Recorded data:
● ● ● ● ● ● ●

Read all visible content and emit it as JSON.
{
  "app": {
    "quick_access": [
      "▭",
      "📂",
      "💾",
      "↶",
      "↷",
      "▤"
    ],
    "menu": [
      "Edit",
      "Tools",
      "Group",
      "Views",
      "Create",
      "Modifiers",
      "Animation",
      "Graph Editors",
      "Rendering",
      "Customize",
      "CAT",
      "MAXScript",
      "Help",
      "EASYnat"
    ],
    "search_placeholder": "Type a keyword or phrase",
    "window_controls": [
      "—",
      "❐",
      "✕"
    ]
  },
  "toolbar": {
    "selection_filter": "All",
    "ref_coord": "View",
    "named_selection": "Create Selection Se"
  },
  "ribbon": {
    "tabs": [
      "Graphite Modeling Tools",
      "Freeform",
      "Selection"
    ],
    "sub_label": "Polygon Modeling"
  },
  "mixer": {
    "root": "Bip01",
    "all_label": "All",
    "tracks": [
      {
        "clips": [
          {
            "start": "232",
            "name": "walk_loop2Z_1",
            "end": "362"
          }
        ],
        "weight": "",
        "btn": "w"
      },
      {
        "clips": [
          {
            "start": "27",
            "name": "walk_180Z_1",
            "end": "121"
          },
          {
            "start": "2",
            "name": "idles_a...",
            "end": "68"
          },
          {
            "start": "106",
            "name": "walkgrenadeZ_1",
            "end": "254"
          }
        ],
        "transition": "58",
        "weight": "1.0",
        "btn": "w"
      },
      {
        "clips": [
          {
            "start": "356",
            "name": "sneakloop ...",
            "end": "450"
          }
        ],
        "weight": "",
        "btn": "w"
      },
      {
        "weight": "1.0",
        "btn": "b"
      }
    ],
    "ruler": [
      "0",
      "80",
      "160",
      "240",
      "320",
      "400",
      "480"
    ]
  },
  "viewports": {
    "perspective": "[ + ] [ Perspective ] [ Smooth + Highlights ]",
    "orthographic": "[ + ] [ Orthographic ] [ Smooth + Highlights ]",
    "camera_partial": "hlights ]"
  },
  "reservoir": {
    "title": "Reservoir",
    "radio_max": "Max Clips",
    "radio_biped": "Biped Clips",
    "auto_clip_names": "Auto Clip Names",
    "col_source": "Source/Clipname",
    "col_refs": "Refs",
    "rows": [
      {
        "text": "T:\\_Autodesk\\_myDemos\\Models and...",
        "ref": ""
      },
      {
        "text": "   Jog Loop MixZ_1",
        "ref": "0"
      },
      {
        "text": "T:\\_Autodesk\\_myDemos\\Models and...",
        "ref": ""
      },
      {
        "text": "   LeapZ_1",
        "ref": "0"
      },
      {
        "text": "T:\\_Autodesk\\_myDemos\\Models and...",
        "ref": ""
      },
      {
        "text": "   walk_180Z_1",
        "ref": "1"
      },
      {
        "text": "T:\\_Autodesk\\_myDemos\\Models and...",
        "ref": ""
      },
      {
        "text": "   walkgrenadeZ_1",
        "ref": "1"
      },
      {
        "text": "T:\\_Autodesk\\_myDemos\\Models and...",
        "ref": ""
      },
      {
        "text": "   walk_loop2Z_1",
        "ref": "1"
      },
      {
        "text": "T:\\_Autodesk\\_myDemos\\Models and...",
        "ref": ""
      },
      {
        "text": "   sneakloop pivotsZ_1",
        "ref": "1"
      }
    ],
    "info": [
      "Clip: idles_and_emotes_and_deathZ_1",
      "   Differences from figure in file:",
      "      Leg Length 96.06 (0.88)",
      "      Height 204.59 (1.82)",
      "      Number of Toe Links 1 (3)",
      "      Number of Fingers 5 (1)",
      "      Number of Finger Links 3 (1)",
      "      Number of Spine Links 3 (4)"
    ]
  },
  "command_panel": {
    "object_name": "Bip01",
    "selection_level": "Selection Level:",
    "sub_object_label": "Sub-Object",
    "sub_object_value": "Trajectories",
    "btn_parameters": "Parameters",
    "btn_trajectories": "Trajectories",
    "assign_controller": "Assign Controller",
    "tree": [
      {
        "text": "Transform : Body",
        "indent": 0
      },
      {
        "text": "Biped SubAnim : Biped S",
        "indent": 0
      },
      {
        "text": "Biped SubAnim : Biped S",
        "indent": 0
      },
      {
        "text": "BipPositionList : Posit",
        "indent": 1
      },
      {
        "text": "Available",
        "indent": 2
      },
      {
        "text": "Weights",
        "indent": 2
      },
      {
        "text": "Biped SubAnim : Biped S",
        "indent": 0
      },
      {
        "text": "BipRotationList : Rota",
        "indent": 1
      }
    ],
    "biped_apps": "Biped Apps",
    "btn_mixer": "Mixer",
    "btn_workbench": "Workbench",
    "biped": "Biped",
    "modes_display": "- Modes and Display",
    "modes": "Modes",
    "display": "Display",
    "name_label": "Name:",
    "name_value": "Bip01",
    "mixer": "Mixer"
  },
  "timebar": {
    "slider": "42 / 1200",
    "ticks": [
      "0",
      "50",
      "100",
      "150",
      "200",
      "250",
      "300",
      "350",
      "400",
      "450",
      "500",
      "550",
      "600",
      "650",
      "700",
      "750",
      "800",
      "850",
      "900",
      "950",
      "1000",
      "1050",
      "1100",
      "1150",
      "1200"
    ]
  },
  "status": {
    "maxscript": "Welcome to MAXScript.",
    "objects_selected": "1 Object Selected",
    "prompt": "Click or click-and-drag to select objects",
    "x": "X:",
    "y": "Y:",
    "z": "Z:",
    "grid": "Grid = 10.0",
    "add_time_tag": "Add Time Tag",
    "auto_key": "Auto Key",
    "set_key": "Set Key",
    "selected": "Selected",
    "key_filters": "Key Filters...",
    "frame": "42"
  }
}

● ● ● ● ● ● ●

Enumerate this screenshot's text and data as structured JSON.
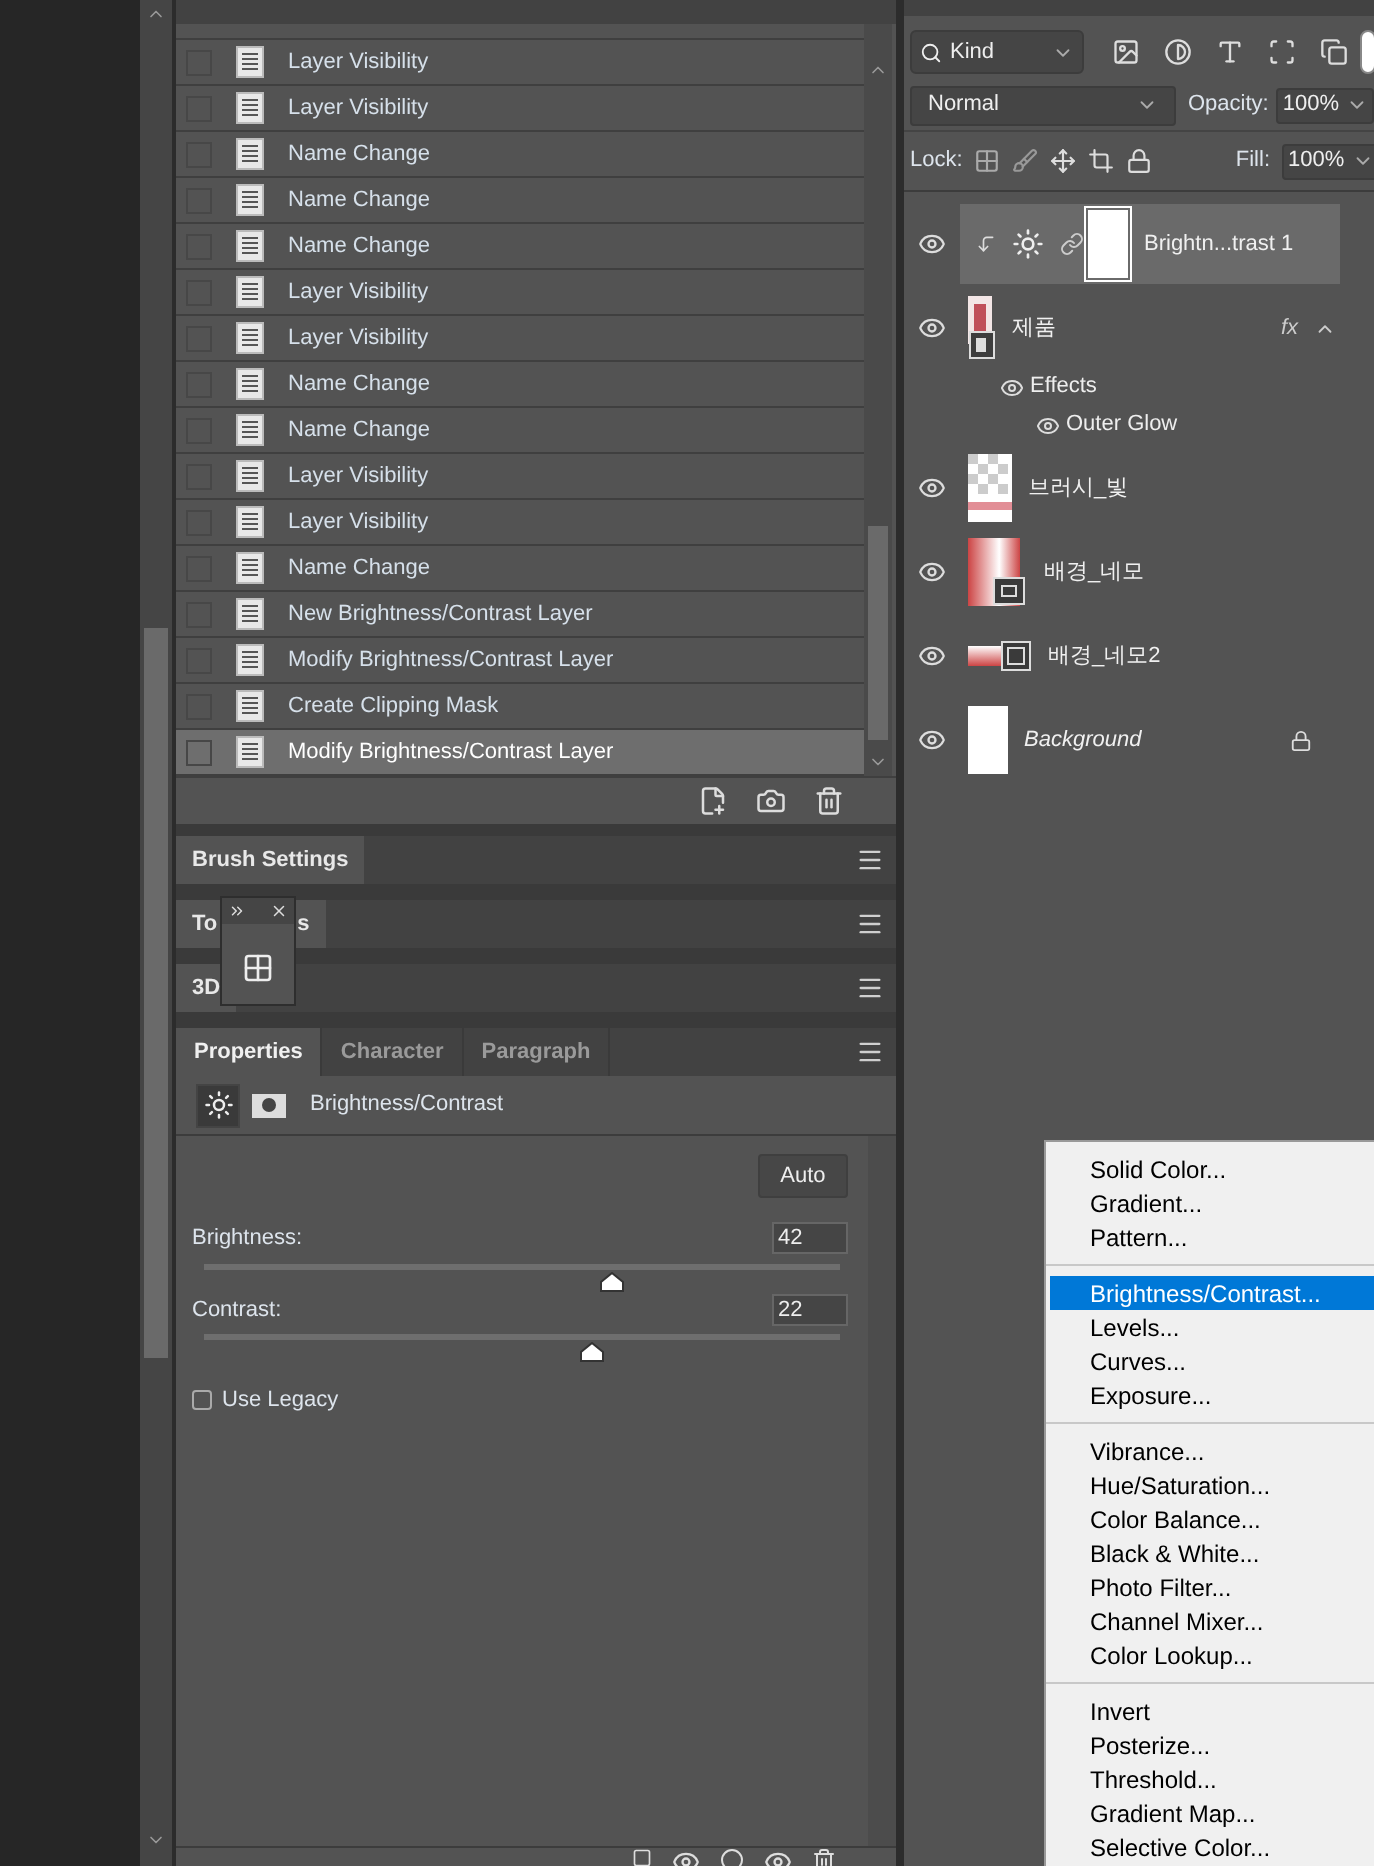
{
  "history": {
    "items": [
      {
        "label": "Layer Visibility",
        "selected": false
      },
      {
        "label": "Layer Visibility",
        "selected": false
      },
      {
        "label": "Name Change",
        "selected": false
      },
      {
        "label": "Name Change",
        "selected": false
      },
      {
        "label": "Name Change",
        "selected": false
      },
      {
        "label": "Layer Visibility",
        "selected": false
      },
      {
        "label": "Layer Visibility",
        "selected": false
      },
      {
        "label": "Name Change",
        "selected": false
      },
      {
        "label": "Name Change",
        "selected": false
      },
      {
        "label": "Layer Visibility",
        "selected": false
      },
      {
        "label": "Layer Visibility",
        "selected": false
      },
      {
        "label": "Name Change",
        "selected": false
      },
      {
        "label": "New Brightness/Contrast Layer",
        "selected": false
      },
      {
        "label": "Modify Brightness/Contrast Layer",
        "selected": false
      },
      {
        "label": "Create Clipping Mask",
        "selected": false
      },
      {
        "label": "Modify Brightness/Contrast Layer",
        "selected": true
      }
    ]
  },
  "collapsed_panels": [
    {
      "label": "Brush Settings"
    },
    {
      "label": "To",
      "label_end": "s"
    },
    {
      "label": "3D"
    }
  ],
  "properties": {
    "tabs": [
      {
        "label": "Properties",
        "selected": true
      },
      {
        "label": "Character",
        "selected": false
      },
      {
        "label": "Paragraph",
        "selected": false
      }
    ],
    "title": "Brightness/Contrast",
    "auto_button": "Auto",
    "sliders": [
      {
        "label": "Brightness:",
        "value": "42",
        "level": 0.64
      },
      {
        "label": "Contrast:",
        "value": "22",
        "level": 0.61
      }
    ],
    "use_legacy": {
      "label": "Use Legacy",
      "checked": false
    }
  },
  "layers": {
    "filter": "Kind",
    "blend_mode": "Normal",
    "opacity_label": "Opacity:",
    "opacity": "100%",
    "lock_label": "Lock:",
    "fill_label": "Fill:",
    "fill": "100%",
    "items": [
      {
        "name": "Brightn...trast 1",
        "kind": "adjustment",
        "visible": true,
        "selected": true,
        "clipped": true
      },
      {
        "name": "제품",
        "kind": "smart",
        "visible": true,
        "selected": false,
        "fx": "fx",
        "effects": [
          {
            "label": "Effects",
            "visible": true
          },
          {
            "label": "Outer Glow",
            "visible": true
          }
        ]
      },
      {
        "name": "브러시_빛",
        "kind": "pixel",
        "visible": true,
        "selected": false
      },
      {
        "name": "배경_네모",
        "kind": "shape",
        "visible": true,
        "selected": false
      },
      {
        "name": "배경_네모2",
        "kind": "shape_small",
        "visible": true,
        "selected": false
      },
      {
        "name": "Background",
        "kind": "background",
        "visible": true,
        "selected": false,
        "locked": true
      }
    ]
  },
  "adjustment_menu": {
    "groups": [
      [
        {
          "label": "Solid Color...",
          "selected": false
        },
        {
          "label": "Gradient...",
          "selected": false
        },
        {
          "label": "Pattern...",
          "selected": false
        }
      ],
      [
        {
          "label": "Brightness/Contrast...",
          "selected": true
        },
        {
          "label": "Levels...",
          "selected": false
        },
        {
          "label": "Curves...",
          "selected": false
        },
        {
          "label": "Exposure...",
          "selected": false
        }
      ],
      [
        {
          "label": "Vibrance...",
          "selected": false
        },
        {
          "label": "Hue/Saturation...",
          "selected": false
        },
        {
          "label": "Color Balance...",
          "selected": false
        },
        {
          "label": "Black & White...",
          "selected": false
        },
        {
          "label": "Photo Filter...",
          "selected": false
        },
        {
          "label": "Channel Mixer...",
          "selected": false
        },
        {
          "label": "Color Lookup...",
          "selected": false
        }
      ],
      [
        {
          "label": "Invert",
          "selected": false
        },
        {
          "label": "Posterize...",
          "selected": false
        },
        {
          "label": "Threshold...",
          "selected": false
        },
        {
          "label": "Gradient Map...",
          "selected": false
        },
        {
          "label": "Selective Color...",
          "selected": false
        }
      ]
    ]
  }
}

● ● ● ● ● ● ●

- TASK PROMPT -
Say only how many lines in the records carry the word "Modeling".

- ANSWER BELOW -
2